▸ **Goal**: Work out how many lines of the records contain "JSON". Answer with the number and nothing else.
Start Information provided
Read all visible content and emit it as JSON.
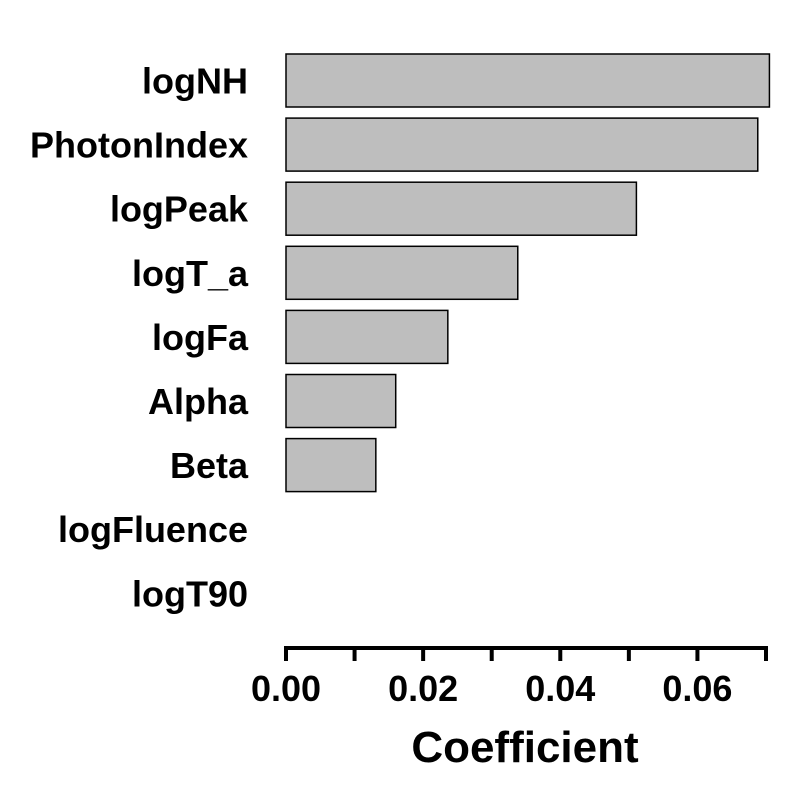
{
  "chart_data": {
    "type": "bar",
    "orientation": "horizontal",
    "categories": [
      "logNH",
      "PhotonIndex",
      "logPeak",
      "logT_a",
      "logFa",
      "Alpha",
      "Beta",
      "logFluence",
      "logT90"
    ],
    "values": [
      0.0705,
      0.0688,
      0.0511,
      0.0338,
      0.0236,
      0.016,
      0.0131,
      0.0,
      0.0
    ],
    "xlabel": "Coefficient",
    "ylabel": "",
    "xlim": [
      0,
      0.07
    ],
    "xticks": [
      0.0,
      0.01,
      0.02,
      0.03,
      0.04,
      0.05,
      0.06,
      0.07
    ],
    "xtick_labels": [
      "0.00",
      "0.02",
      "0.04",
      "0.06"
    ],
    "xtick_label_values": [
      0.0,
      0.02,
      0.04,
      0.06
    ],
    "grid": false,
    "legend": "none",
    "colors": {
      "bar_fill": "#bebebe",
      "bar_stroke": "#000000"
    }
  }
}
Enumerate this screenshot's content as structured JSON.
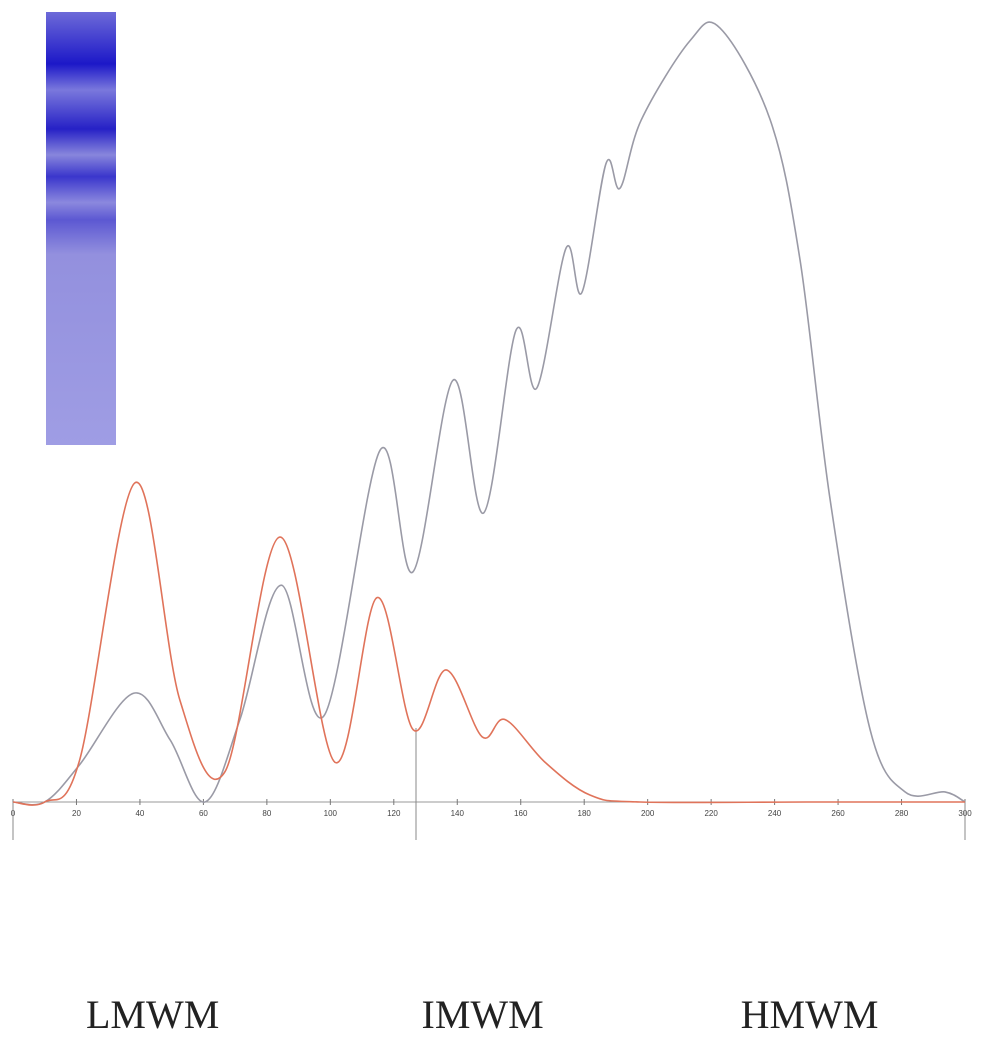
End Information provided
▸ **Output below**: 2